• **Instructions for the task**: Reproduce the listing below word for word, with no pictures.

(Stored data)
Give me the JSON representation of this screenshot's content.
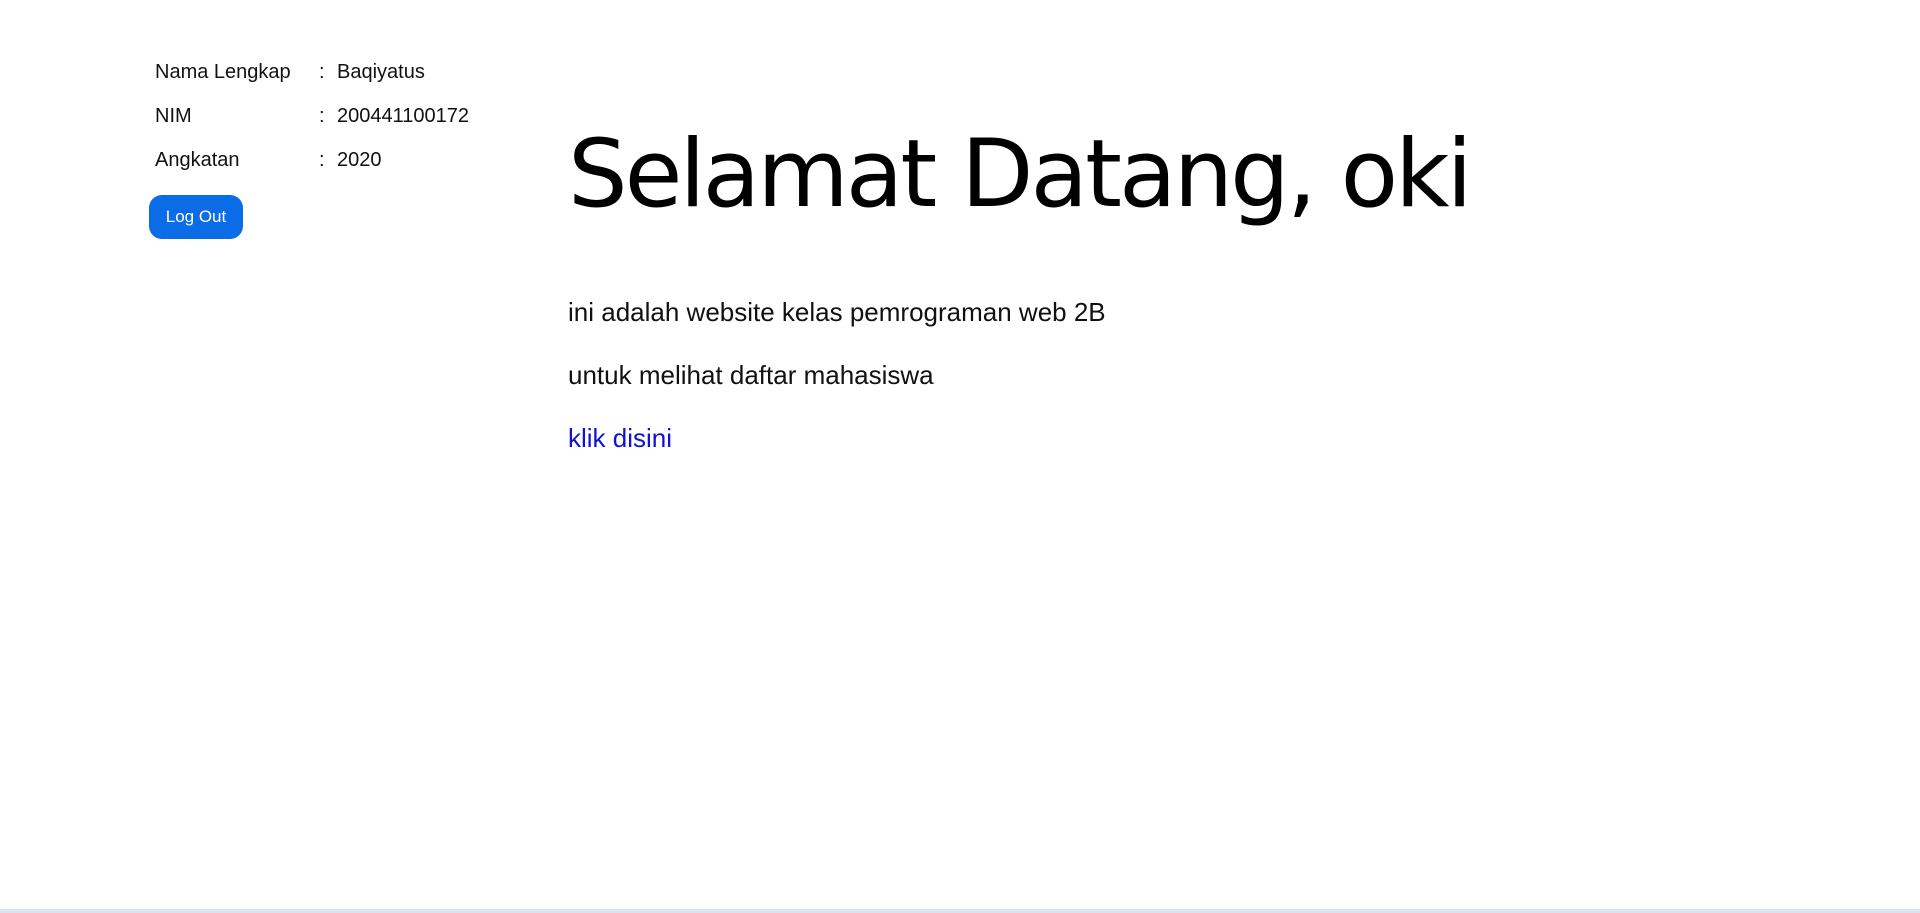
{
  "profile": {
    "rows": [
      {
        "label": "Nama Lengkap",
        "separator": ":",
        "value": "Baqiyatus"
      },
      {
        "label": "NIM",
        "separator": ":",
        "value": "200441100172"
      },
      {
        "label": "Angkatan",
        "separator": ":",
        "value": "2020"
      }
    ],
    "logout_label": "Log Out"
  },
  "main": {
    "title": "Selamat Datang, oki",
    "intro_line_1": "ini adalah website kelas pemrograman web 2B",
    "intro_line_2": "untuk melihat daftar mahasiswa",
    "link_label": "klik disini"
  },
  "colors": {
    "button_bg": "#0a6ce6",
    "button_text": "#ffffff",
    "link": "#1010d6",
    "text": "#000000"
  }
}
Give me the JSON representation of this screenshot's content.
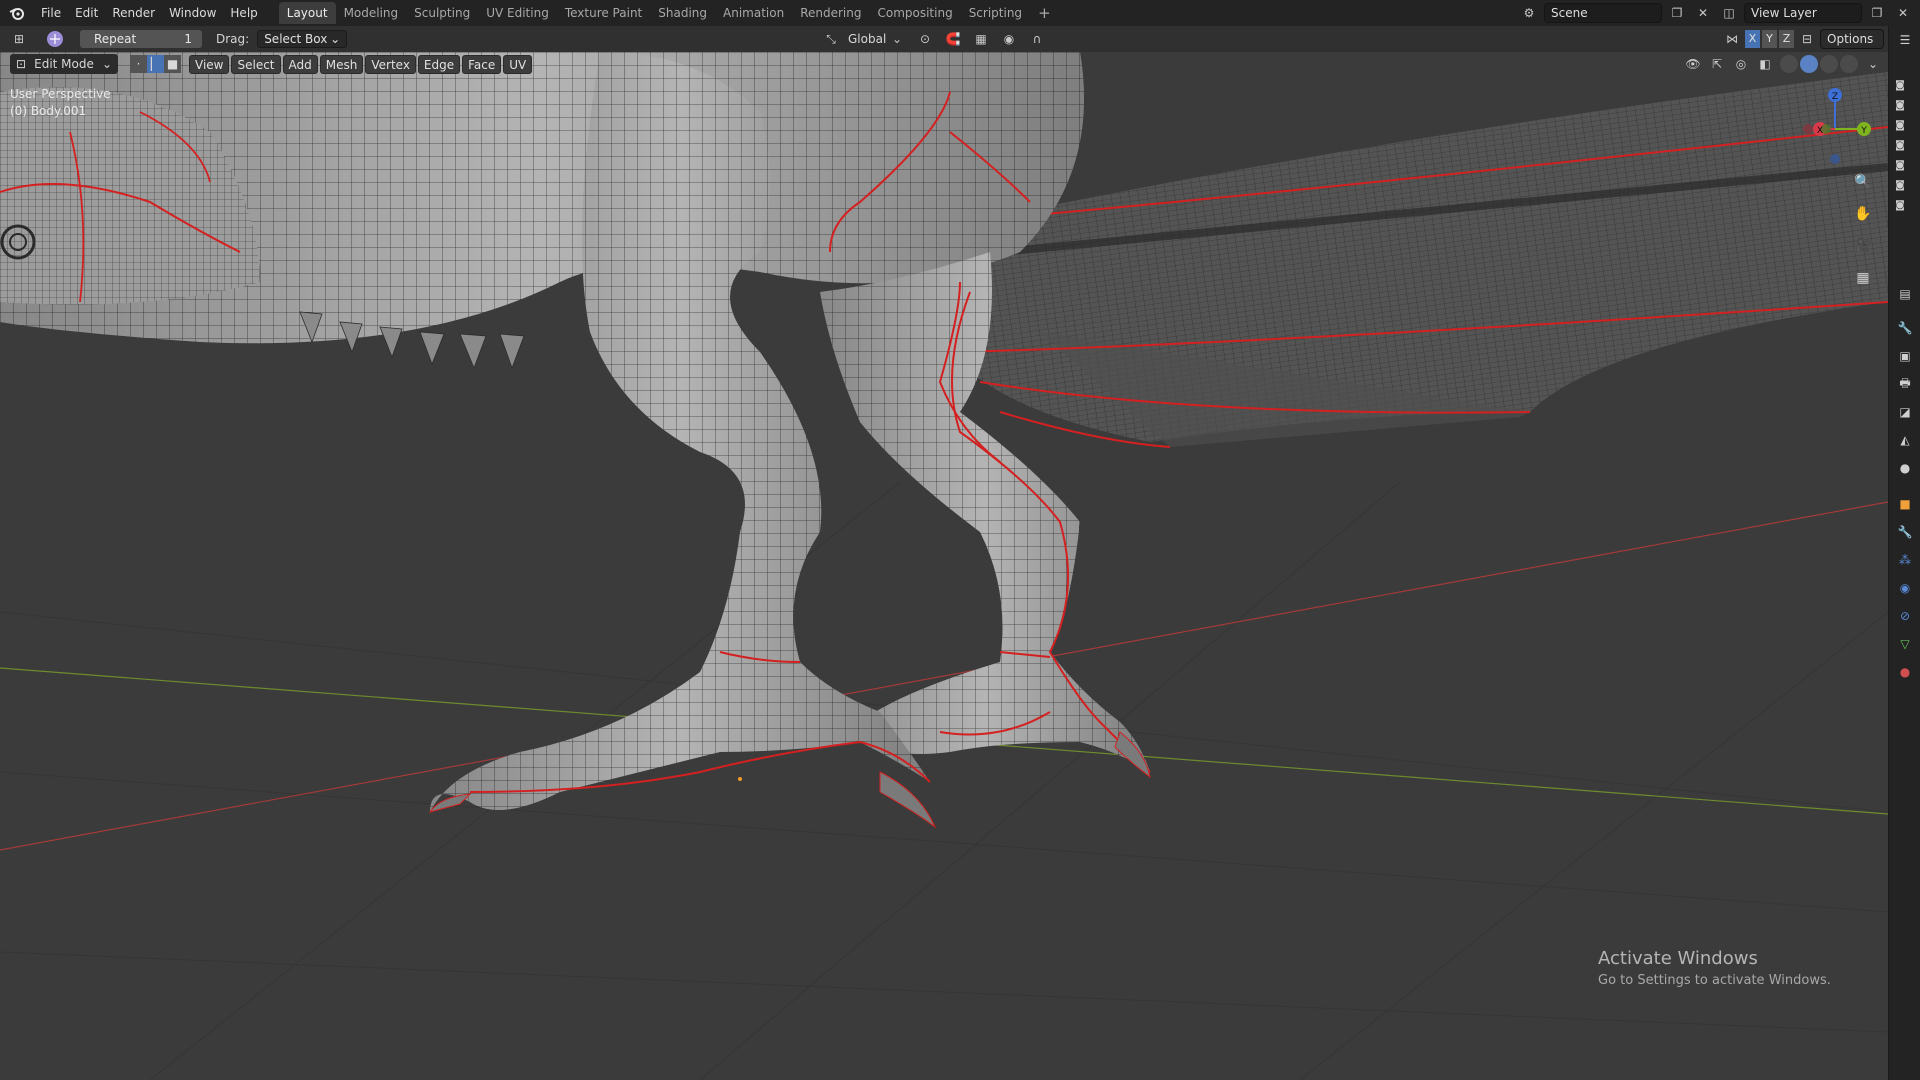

• **Task result**:
Give me the JSON representation of this screenshot's content.
{
  "profile": {
    "rows": [
      {
        "label": "Nama Lengkap",
        "separator": ":",
        "value": "Baqiyatus"
      },
      {
        "label": "NIM",
        "separator": ":",
        "value": "200441100172"
      },
      {
        "label": "Angkatan",
        "separator": ":",
        "value": "2020"
      }
    ],
    "logout_label": "Log Out"
  },
  "main": {
    "title": "Selamat Datang, oki",
    "intro_line_1": "ini adalah website kelas pemrograman web 2B",
    "intro_line_2": "untuk melihat daftar mahasiswa",
    "link_label": "klik disini"
  },
  "colors": {
    "button_bg": "#0a6ce6",
    "button_text": "#ffffff",
    "link": "#1010d6",
    "text": "#000000"
  }
}
Give me the JSON representation of this screenshot's content.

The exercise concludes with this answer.